_Problem_
Retype the whole listing below, character for character.

_Given entries_
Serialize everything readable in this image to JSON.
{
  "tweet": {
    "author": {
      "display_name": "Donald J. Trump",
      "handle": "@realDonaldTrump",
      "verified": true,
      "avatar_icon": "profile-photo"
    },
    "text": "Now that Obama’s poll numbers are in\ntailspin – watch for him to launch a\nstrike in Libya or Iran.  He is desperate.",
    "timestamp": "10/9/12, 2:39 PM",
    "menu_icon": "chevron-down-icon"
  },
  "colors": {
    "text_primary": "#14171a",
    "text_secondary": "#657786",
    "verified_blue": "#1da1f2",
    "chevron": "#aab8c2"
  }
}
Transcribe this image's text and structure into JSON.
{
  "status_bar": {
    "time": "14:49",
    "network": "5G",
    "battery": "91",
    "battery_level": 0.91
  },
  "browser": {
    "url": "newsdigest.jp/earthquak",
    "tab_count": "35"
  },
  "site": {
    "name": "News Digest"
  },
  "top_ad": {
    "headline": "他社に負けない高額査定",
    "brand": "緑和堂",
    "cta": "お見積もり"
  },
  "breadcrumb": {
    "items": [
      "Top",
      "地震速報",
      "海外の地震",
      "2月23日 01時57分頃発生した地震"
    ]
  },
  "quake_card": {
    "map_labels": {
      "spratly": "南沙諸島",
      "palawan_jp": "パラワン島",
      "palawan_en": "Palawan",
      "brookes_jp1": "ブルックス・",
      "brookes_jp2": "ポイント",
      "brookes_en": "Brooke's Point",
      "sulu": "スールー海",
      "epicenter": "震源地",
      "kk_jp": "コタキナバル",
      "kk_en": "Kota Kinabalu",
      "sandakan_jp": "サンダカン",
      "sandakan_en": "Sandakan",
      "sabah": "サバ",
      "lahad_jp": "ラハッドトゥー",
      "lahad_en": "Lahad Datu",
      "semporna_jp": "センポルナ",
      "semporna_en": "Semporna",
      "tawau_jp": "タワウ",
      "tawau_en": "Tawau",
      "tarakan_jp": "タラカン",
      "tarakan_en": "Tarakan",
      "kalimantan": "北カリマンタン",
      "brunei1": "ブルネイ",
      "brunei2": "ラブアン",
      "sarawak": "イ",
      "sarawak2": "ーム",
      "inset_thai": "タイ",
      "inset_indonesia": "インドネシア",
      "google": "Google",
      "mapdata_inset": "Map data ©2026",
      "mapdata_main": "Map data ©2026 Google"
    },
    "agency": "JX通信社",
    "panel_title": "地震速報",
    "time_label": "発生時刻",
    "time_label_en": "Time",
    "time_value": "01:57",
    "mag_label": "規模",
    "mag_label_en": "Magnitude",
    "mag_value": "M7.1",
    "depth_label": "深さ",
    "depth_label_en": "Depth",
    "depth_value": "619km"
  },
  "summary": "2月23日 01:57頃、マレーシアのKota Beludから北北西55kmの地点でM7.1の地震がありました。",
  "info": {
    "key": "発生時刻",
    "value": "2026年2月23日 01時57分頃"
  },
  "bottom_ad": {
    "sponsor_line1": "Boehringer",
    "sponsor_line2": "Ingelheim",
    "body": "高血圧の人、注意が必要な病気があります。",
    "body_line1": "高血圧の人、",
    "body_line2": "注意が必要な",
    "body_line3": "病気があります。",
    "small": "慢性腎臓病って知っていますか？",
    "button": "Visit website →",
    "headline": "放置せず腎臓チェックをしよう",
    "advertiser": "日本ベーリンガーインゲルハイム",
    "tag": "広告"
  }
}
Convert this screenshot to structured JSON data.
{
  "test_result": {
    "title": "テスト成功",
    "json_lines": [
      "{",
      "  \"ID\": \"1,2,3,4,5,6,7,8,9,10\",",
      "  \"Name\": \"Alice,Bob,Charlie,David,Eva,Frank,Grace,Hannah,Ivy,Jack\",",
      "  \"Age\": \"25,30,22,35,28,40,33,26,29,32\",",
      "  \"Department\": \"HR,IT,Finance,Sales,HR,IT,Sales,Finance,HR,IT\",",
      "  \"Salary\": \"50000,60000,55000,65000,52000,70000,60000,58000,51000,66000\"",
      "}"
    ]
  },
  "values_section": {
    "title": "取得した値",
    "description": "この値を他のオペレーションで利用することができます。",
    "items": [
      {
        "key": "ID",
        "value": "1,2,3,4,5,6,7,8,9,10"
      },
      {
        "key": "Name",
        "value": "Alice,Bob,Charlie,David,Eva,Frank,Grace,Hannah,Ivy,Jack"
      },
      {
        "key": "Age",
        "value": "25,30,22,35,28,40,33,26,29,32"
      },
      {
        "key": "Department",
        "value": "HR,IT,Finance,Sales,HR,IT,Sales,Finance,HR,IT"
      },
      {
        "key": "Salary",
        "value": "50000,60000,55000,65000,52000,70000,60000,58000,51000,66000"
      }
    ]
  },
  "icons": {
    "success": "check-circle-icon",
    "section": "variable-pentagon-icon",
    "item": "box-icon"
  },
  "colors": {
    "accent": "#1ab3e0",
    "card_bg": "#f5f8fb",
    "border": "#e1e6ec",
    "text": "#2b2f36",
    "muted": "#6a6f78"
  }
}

_Complete answer_
Serialize everything readable in this image to JSON.
{
  "tweet": {
    "author": {
      "display_name": "Donald J. Trump",
      "handle": "@realDonaldTrump",
      "verified": true,
      "avatar_icon": "profile-photo"
    },
    "text": "Now that Obama’s poll numbers are in\ntailspin – watch for him to launch a\nstrike in Libya or Iran.  He is desperate.",
    "timestamp": "10/9/12, 2:39 PM",
    "menu_icon": "chevron-down-icon"
  },
  "colors": {
    "text_primary": "#14171a",
    "text_secondary": "#657786",
    "verified_blue": "#1da1f2",
    "chevron": "#aab8c2"
  }
}
Transcribe this image's text and structure into JSON.
{
  "status_bar": {
    "time": "14:49",
    "network": "5G",
    "battery": "91",
    "battery_level": 0.91
  },
  "browser": {
    "url": "newsdigest.jp/earthquak",
    "tab_count": "35"
  },
  "site": {
    "name": "News Digest"
  },
  "top_ad": {
    "headline": "他社に負けない高額査定",
    "brand": "緑和堂",
    "cta": "お見積もり"
  },
  "breadcrumb": {
    "items": [
      "Top",
      "地震速報",
      "海外の地震",
      "2月23日 01時57分頃発生した地震"
    ]
  },
  "quake_card": {
    "map_labels": {
      "spratly": "南沙諸島",
      "palawan_jp": "パラワン島",
      "palawan_en": "Palawan",
      "brookes_jp1": "ブルックス・",
      "brookes_jp2": "ポイント",
      "brookes_en": "Brooke's Point",
      "sulu": "スールー海",
      "epicenter": "震源地",
      "kk_jp": "コタキナバル",
      "kk_en": "Kota Kinabalu",
      "sandakan_jp": "サンダカン",
      "sandakan_en": "Sandakan",
      "sabah": "サバ",
      "lahad_jp": "ラハッドトゥー",
      "lahad_en": "Lahad Datu",
      "semporna_jp": "センポルナ",
      "semporna_en": "Semporna",
      "tawau_jp": "タワウ",
      "tawau_en": "Tawau",
      "tarakan_jp": "タラカン",
      "tarakan_en": "Tarakan",
      "kalimantan": "北カリマンタン",
      "brunei1": "ブルネイ",
      "brunei2": "ラブアン",
      "sarawak": "イ",
      "sarawak2": "ーム",
      "inset_thai": "タイ",
      "inset_indonesia": "インドネシア",
      "google": "Google",
      "mapdata_inset": "Map data ©2026",
      "mapdata_main": "Map data ©2026 Google"
    },
    "agency": "JX通信社",
    "panel_title": "地震速報",
    "time_label": "発生時刻",
    "time_label_en": "Time",
    "time_value": "01:57",
    "mag_label": "規模",
    "mag_label_en": "Magnitude",
    "mag_value": "M7.1",
    "depth_label": "深さ",
    "depth_label_en": "Depth",
    "depth_value": "619km"
  },
  "summary": "2月23日 01:57頃、マレーシアのKota Beludから北北西55kmの地点でM7.1の地震がありました。",
  "info": {
    "key": "発生時刻",
    "value": "2026年2月23日 01時57分頃"
  },
  "bottom_ad": {
    "sponsor_line1": "Boehringer",
    "sponsor_line2": "Ingelheim",
    "body": "高血圧の人、注意が必要な病気があります。",
    "body_line1": "高血圧の人、",
    "body_line2": "注意が必要な",
    "body_line3": "病気があります。",
    "small": "慢性腎臓病って知っていますか？",
    "button": "Visit website →",
    "headline": "放置せず腎臓チェックをしよう",
    "advertiser": "日本ベーリンガーインゲルハイム",
    "tag": "広告"
  }
}
Convert this screenshot to structured JSON data.
{
  "test_result": {
    "title": "テスト成功",
    "json_lines": [
      "{",
      "  \"ID\": \"1,2,3,4,5,6,7,8,9,10\",",
      "  \"Name\": \"Alice,Bob,Charlie,David,Eva,Frank,Grace,Hannah,Ivy,Jack\",",
      "  \"Age\": \"25,30,22,35,28,40,33,26,29,32\",",
      "  \"Department\": \"HR,IT,Finance,Sales,HR,IT,Sales,Finance,HR,IT\",",
      "  \"Salary\": \"50000,60000,55000,65000,52000,70000,60000,58000,51000,66000\"",
      "}"
    ]
  },
  "values_section": {
    "title": "取得した値",
    "description": "この値を他のオペレーションで利用することができます。",
    "items": [
      {
        "key": "ID",
        "value": "1,2,3,4,5,6,7,8,9,10"
      },
      {
        "key": "Name",
        "value": "Alice,Bob,Charlie,David,Eva,Frank,Grace,Hannah,Ivy,Jack"
      },
      {
        "key": "Age",
        "value": "25,30,22,35,28,40,33,26,29,32"
      },
      {
        "key": "Department",
        "value": "HR,IT,Finance,Sales,HR,IT,Sales,Finance,HR,IT"
      },
      {
        "key": "Salary",
        "value": "50000,60000,55000,65000,52000,70000,60000,58000,51000,66000"
      }
    ]
  },
  "icons": {
    "success": "check-circle-icon",
    "section": "variable-pentagon-icon",
    "item": "box-icon"
  },
  "colors": {
    "accent": "#1ab3e0",
    "card_bg": "#f5f8fb",
    "border": "#e1e6ec",
    "text": "#2b2f36",
    "muted": "#6a6f78"
  }
}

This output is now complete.